WHAT TO DO: Transcribe the material in full, exactly as written.

Figure record listings:
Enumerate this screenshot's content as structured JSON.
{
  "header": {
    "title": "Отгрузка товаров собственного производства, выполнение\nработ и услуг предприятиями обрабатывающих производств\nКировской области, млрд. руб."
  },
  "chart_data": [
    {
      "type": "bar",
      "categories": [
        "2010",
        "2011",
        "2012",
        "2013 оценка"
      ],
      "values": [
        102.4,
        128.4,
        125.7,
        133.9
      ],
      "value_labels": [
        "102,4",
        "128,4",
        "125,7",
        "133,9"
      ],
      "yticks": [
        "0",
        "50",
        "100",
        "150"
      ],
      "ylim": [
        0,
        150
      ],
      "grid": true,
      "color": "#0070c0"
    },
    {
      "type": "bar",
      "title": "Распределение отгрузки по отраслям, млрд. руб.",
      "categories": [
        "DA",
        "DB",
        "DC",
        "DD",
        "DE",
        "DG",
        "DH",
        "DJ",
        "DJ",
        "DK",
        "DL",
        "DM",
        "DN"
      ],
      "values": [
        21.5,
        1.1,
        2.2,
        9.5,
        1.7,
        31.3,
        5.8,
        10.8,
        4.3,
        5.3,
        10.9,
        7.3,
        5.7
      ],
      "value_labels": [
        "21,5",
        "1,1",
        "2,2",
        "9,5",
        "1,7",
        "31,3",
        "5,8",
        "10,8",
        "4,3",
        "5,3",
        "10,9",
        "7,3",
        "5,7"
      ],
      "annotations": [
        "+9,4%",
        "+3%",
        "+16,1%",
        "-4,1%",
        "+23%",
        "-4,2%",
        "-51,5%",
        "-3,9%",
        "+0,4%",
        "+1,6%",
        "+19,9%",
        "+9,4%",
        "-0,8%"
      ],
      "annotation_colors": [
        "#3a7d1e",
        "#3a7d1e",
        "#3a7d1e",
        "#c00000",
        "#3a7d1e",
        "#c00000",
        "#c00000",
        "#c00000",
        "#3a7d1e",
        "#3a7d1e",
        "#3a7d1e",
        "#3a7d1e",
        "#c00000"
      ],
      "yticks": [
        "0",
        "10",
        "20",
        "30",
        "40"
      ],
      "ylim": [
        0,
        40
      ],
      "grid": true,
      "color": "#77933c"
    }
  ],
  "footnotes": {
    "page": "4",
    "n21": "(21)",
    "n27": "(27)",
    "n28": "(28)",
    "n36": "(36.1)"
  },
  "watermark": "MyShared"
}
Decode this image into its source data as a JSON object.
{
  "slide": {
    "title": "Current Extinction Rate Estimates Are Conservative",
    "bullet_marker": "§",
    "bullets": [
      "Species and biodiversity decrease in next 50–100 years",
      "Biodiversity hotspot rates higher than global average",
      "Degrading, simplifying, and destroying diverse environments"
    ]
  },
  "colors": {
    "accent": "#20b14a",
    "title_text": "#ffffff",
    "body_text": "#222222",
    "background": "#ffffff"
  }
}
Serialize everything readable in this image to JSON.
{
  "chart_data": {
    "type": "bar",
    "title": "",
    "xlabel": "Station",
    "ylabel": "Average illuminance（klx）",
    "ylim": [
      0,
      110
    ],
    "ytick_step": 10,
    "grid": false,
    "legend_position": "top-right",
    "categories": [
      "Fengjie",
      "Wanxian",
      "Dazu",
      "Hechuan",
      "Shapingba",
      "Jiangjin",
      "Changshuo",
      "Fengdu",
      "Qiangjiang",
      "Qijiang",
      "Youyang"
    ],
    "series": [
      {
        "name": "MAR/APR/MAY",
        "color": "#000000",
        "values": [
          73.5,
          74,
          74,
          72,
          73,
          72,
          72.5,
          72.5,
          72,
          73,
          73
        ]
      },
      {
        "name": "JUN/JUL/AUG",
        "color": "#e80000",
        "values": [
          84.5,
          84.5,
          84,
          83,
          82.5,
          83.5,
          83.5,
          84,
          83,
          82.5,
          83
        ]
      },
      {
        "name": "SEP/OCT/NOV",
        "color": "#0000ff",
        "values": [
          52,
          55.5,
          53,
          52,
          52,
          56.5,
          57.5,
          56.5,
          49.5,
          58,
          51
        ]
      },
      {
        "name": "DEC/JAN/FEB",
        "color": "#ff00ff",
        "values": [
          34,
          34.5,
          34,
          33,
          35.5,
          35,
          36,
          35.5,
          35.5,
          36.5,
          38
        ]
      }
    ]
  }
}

PROBLEM SOLUTION:
Enumerate this screenshot's content as structured JSON.
{
  "header": {
    "title": "Отгрузка товаров собственного производства, выполнение\nработ и услуг предприятиями обрабатывающих производств\nКировской области, млрд. руб."
  },
  "chart_data": [
    {
      "type": "bar",
      "categories": [
        "2010",
        "2011",
        "2012",
        "2013 оценка"
      ],
      "values": [
        102.4,
        128.4,
        125.7,
        133.9
      ],
      "value_labels": [
        "102,4",
        "128,4",
        "125,7",
        "133,9"
      ],
      "yticks": [
        "0",
        "50",
        "100",
        "150"
      ],
      "ylim": [
        0,
        150
      ],
      "grid": true,
      "color": "#0070c0"
    },
    {
      "type": "bar",
      "title": "Распределение отгрузки по отраслям, млрд. руб.",
      "categories": [
        "DA",
        "DB",
        "DC",
        "DD",
        "DE",
        "DG",
        "DH",
        "DJ",
        "DJ",
        "DK",
        "DL",
        "DM",
        "DN"
      ],
      "values": [
        21.5,
        1.1,
        2.2,
        9.5,
        1.7,
        31.3,
        5.8,
        10.8,
        4.3,
        5.3,
        10.9,
        7.3,
        5.7
      ],
      "value_labels": [
        "21,5",
        "1,1",
        "2,2",
        "9,5",
        "1,7",
        "31,3",
        "5,8",
        "10,8",
        "4,3",
        "5,3",
        "10,9",
        "7,3",
        "5,7"
      ],
      "annotations": [
        "+9,4%",
        "+3%",
        "+16,1%",
        "-4,1%",
        "+23%",
        "-4,2%",
        "-51,5%",
        "-3,9%",
        "+0,4%",
        "+1,6%",
        "+19,9%",
        "+9,4%",
        "-0,8%"
      ],
      "annotation_colors": [
        "#3a7d1e",
        "#3a7d1e",
        "#3a7d1e",
        "#c00000",
        "#3a7d1e",
        "#c00000",
        "#c00000",
        "#c00000",
        "#3a7d1e",
        "#3a7d1e",
        "#3a7d1e",
        "#3a7d1e",
        "#c00000"
      ],
      "yticks": [
        "0",
        "10",
        "20",
        "30",
        "40"
      ],
      "ylim": [
        0,
        40
      ],
      "grid": true,
      "color": "#77933c"
    }
  ],
  "footnotes": {
    "page": "4",
    "n21": "(21)",
    "n27": "(27)",
    "n28": "(28)",
    "n36": "(36.1)"
  },
  "watermark": "MyShared"
}
Decode this image into its source data as a JSON object.
{
  "slide": {
    "title": "Current Extinction Rate Estimates Are Conservative",
    "bullet_marker": "§",
    "bullets": [
      "Species and biodiversity decrease in next 50–100 years",
      "Biodiversity hotspot rates higher than global average",
      "Degrading, simplifying, and destroying diverse environments"
    ]
  },
  "colors": {
    "accent": "#20b14a",
    "title_text": "#ffffff",
    "body_text": "#222222",
    "background": "#ffffff"
  }
}
Serialize everything readable in this image to JSON.
{
  "chart_data": {
    "type": "bar",
    "title": "",
    "xlabel": "Station",
    "ylabel": "Average illuminance（klx）",
    "ylim": [
      0,
      110
    ],
    "ytick_step": 10,
    "grid": false,
    "legend_position": "top-right",
    "categories": [
      "Fengjie",
      "Wanxian",
      "Dazu",
      "Hechuan",
      "Shapingba",
      "Jiangjin",
      "Changshuo",
      "Fengdu",
      "Qiangjiang",
      "Qijiang",
      "Youyang"
    ],
    "series": [
      {
        "name": "MAR/APR/MAY",
        "color": "#000000",
        "values": [
          73.5,
          74,
          74,
          72,
          73,
          72,
          72.5,
          72.5,
          72,
          73,
          73
        ]
      },
      {
        "name": "JUN/JUL/AUG",
        "color": "#e80000",
        "values": [
          84.5,
          84.5,
          84,
          83,
          82.5,
          83.5,
          83.5,
          84,
          83,
          82.5,
          83
        ]
      },
      {
        "name": "SEP/OCT/NOV",
        "color": "#0000ff",
        "values": [
          52,
          55.5,
          53,
          52,
          52,
          56.5,
          57.5,
          56.5,
          49.5,
          58,
          51
        ]
      },
      {
        "name": "DEC/JAN/FEB",
        "color": "#ff00ff",
        "values": [
          34,
          34.5,
          34,
          33,
          35.5,
          35,
          36,
          35.5,
          35.5,
          36.5,
          38
        ]
      }
    ]
  }
}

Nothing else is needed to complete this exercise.